Instructions to follow
Only the pictures are to be left out; set down the rest of the records exactly.

Given data

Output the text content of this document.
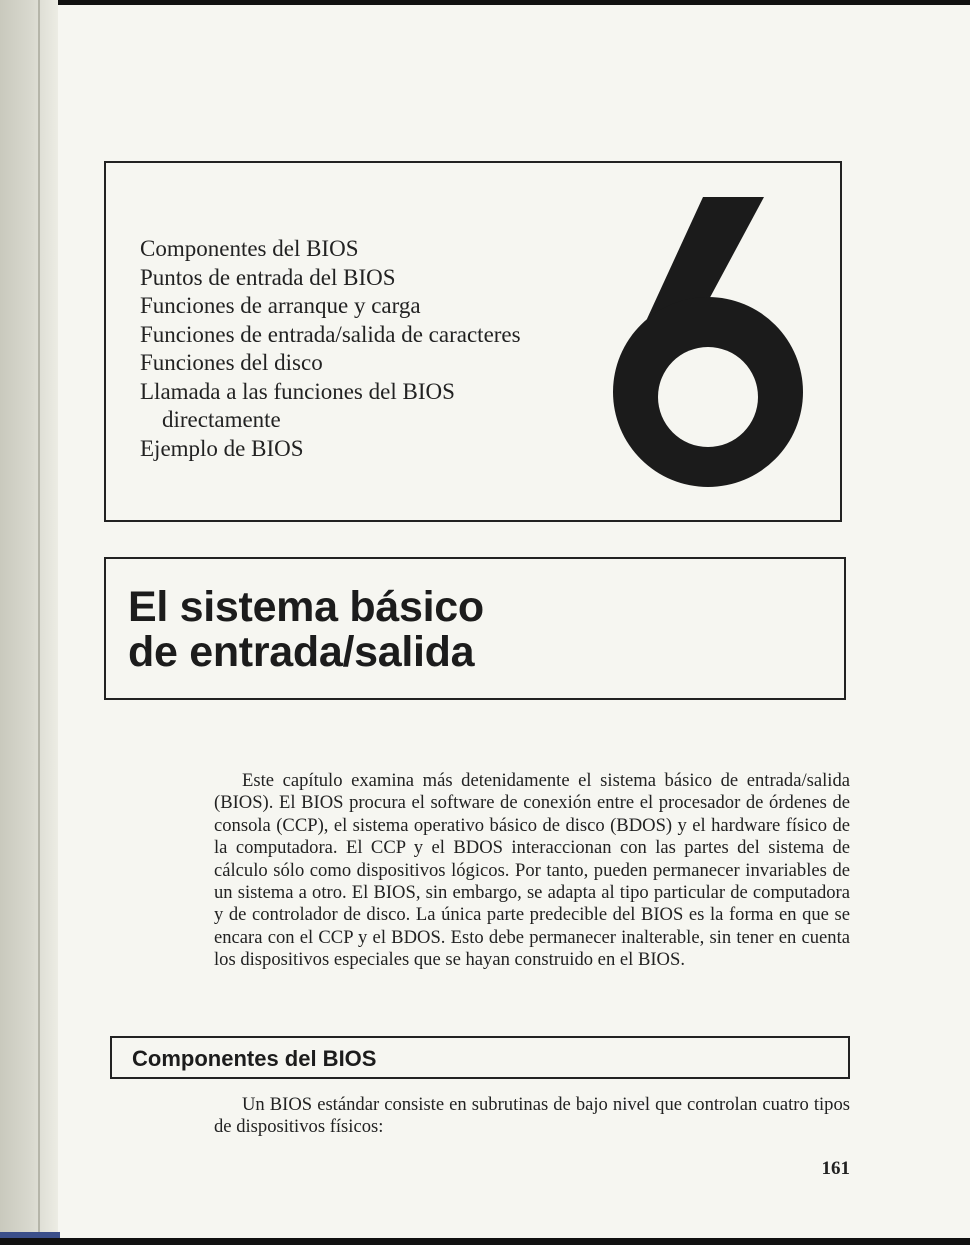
Componentes del BIOS
Puntos de entrada del BIOS
Funciones de arranque y carga
Funciones de entrada/salida de caracteres
Funciones del disco
Llamada a las funciones del BIOS
directamente
Ejemplo de BIOS
El sistema básico
de entrada/salida
Este capítulo examina más detenidamente el sistema básico de entrada/salida (BIOS). El BIOS procura el software de conexión entre el procesador de órdenes de consola (CCP), el sistema operativo básico de disco (BDOS) y el hardware físico de la computadora. El CCP y el BDOS interaccionan con las partes del sistema de cálculo sólo como dispositivos lógicos. Por tanto, pueden permanecer invariables de un sistema a otro. El BIOS, sin embargo, se adapta al tipo particular de computadora y de controlador de disco. La única parte predecible del BIOS es la forma en que se encara con el CCP y el BDOS. Esto debe permanecer inalterable, sin tener en cuenta los dispositivos especiales que se hayan construido en el BIOS.
Componentes del BIOS
Un BIOS estándar consiste en subrutinas de bajo nivel que controlan cuatro tipos de dispositivos físicos:
161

Result below
Output the text content of this document.
Componentes del BIOS
Puntos de entrada del BIOS
Funciones de arranque y carga
Funciones de entrada/salida de caracteres
Funciones del disco
Llamada a las funciones del BIOS
directamente
Ejemplo de BIOS
El sistema básico
de entrada/salida
Este capítulo examina más detenidamente el sistema básico de entrada/salida (BIOS). El BIOS procura el software de conexión entre el procesador de órdenes de consola (CCP), el sistema operativo básico de disco (BDOS) y el hardware físico de la computadora. El CCP y el BDOS interaccionan con las partes del sistema de cálculo sólo como dispositivos lógicos. Por tanto, pueden permanecer invariables de un sistema a otro. El BIOS, sin embargo, se adapta al tipo particular de computadora y de controlador de disco. La única parte predecible del BIOS es la forma en que se encara con el CCP y el BDOS. Esto debe permanecer inalterable, sin tener en cuenta los dispositivos especiales que se hayan construido en el BIOS.
Componentes del BIOS
Un BIOS estándar consiste en subrutinas de bajo nivel que controlan cuatro tipos de dispositivos físicos:
161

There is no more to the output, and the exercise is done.